▶ _Exercise directions_:
Every record must be transcribed in its entirety, apart from the images, which are to be omitted.

(Collected data)
--- begin ---

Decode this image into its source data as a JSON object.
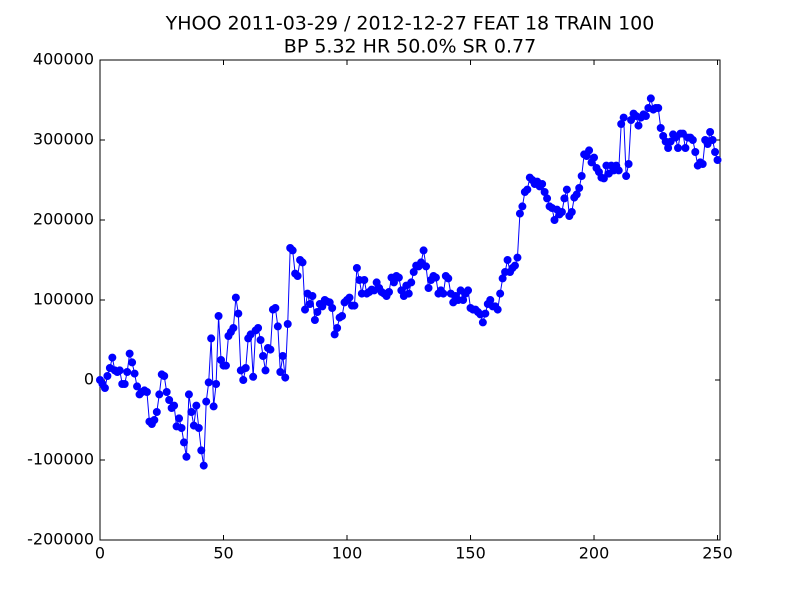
{
  "chart_data": {
    "type": "line",
    "title": "YHOO 2011-03-29 / 2012-12-27 FEAT 18 TRAIN 100",
    "subtitle": "BP 5.32 HR 50.0%  SR 0.77",
    "xlim": [
      0,
      251
    ],
    "xticks": [
      0,
      50,
      100,
      150,
      200,
      250
    ],
    "ylim": [
      -200000,
      400000
    ],
    "yticks": [
      -200000,
      -100000,
      0,
      100000,
      200000,
      300000,
      400000
    ],
    "grid": false,
    "series": [
      {
        "color": "#0000ff",
        "values": [
          0,
          -5000,
          -10000,
          5000,
          15000,
          28000,
          12000,
          10000,
          12000,
          -5000,
          -5000,
          10000,
          33000,
          22000,
          8000,
          -8000,
          -18000,
          -15000,
          -13000,
          -15000,
          -52000,
          -55000,
          -50000,
          -40000,
          -18000,
          7000,
          5000,
          -15000,
          -25000,
          -35000,
          -32000,
          -58000,
          -48000,
          -60000,
          -78000,
          -96000,
          -18000,
          -40000,
          -57000,
          -32000,
          -60000,
          -88000,
          -107000,
          -27000,
          -3000,
          52000,
          -33000,
          -5000,
          80000,
          25000,
          18000,
          18000,
          55000,
          60000,
          65000,
          103000,
          83000,
          12000,
          0,
          15000,
          52000,
          57000,
          4000,
          62000,
          65000,
          50000,
          30000,
          12000,
          40000,
          38000,
          88000,
          90000,
          67000,
          10000,
          30000,
          3000,
          70000,
          165000,
          162000,
          133000,
          130000,
          150000,
          147000,
          88000,
          108000,
          95000,
          105000,
          75000,
          85000,
          95000,
          92000,
          100000,
          98000,
          97000,
          90000,
          57000,
          65000,
          78000,
          80000,
          97000,
          100000,
          103000,
          93000,
          93000,
          140000,
          125000,
          108000,
          125000,
          108000,
          110000,
          113000,
          112000,
          122000,
          115000,
          110000,
          108000,
          105000,
          110000,
          128000,
          122000,
          130000,
          128000,
          112000,
          105000,
          118000,
          108000,
          122000,
          135000,
          143000,
          142000,
          147000,
          162000,
          142000,
          115000,
          125000,
          130000,
          128000,
          108000,
          112000,
          108000,
          130000,
          127000,
          108000,
          97000,
          105000,
          100000,
          112000,
          100000,
          108000,
          112000,
          90000,
          88000,
          88000,
          85000,
          82000,
          72000,
          83000,
          95000,
          100000,
          92000,
          92000,
          88000,
          108000,
          127000,
          135000,
          150000,
          135000,
          140000,
          143000,
          153000,
          208000,
          217000,
          235000,
          238000,
          253000,
          250000,
          245000,
          248000,
          242000,
          245000,
          235000,
          227000,
          217000,
          215000,
          200000,
          213000,
          207000,
          210000,
          227000,
          238000,
          205000,
          210000,
          228000,
          232000,
          240000,
          255000,
          282000,
          280000,
          287000,
          272000,
          278000,
          265000,
          260000,
          253000,
          252000,
          268000,
          258000,
          268000,
          262000,
          268000,
          262000,
          320000,
          328000,
          255000,
          270000,
          325000,
          333000,
          330000,
          318000,
          328000,
          332000,
          330000,
          340000,
          352000,
          338000,
          340000,
          340000,
          315000,
          305000,
          298000,
          290000,
          298000,
          307000,
          303000,
          290000,
          308000,
          308000,
          290000,
          303000,
          303000,
          300000,
          285000,
          268000,
          272000,
          270000,
          300000,
          295000,
          310000,
          300000,
          285000,
          275000
        ]
      }
    ]
  }
}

--- end ---

▶ _The reply_:
Decode this image into its source data as a JSON object.
{
  "chart_data": {
    "type": "line",
    "title": "YHOO 2011-03-29 / 2012-12-27 FEAT 18 TRAIN 100",
    "subtitle": "BP 5.32 HR 50.0%  SR 0.77",
    "xlim": [
      0,
      251
    ],
    "xticks": [
      0,
      50,
      100,
      150,
      200,
      250
    ],
    "ylim": [
      -200000,
      400000
    ],
    "yticks": [
      -200000,
      -100000,
      0,
      100000,
      200000,
      300000,
      400000
    ],
    "grid": false,
    "series": [
      {
        "color": "#0000ff",
        "values": [
          0,
          -5000,
          -10000,
          5000,
          15000,
          28000,
          12000,
          10000,
          12000,
          -5000,
          -5000,
          10000,
          33000,
          22000,
          8000,
          -8000,
          -18000,
          -15000,
          -13000,
          -15000,
          -52000,
          -55000,
          -50000,
          -40000,
          -18000,
          7000,
          5000,
          -15000,
          -25000,
          -35000,
          -32000,
          -58000,
          -48000,
          -60000,
          -78000,
          -96000,
          -18000,
          -40000,
          -57000,
          -32000,
          -60000,
          -88000,
          -107000,
          -27000,
          -3000,
          52000,
          -33000,
          -5000,
          80000,
          25000,
          18000,
          18000,
          55000,
          60000,
          65000,
          103000,
          83000,
          12000,
          0,
          15000,
          52000,
          57000,
          4000,
          62000,
          65000,
          50000,
          30000,
          12000,
          40000,
          38000,
          88000,
          90000,
          67000,
          10000,
          30000,
          3000,
          70000,
          165000,
          162000,
          133000,
          130000,
          150000,
          147000,
          88000,
          108000,
          95000,
          105000,
          75000,
          85000,
          95000,
          92000,
          100000,
          98000,
          97000,
          90000,
          57000,
          65000,
          78000,
          80000,
          97000,
          100000,
          103000,
          93000,
          93000,
          140000,
          125000,
          108000,
          125000,
          108000,
          110000,
          113000,
          112000,
          122000,
          115000,
          110000,
          108000,
          105000,
          110000,
          128000,
          122000,
          130000,
          128000,
          112000,
          105000,
          118000,
          108000,
          122000,
          135000,
          143000,
          142000,
          147000,
          162000,
          142000,
          115000,
          125000,
          130000,
          128000,
          108000,
          112000,
          108000,
          130000,
          127000,
          108000,
          97000,
          105000,
          100000,
          112000,
          100000,
          108000,
          112000,
          90000,
          88000,
          88000,
          85000,
          82000,
          72000,
          83000,
          95000,
          100000,
          92000,
          92000,
          88000,
          108000,
          127000,
          135000,
          150000,
          135000,
          140000,
          143000,
          153000,
          208000,
          217000,
          235000,
          238000,
          253000,
          250000,
          245000,
          248000,
          242000,
          245000,
          235000,
          227000,
          217000,
          215000,
          200000,
          213000,
          207000,
          210000,
          227000,
          238000,
          205000,
          210000,
          228000,
          232000,
          240000,
          255000,
          282000,
          280000,
          287000,
          272000,
          278000,
          265000,
          260000,
          253000,
          252000,
          268000,
          258000,
          268000,
          262000,
          268000,
          262000,
          320000,
          328000,
          255000,
          270000,
          325000,
          333000,
          330000,
          318000,
          328000,
          332000,
          330000,
          340000,
          352000,
          338000,
          340000,
          340000,
          315000,
          305000,
          298000,
          290000,
          298000,
          307000,
          303000,
          290000,
          308000,
          308000,
          290000,
          303000,
          303000,
          300000,
          285000,
          268000,
          272000,
          270000,
          300000,
          295000,
          310000,
          300000,
          285000,
          275000
        ]
      }
    ]
  }
}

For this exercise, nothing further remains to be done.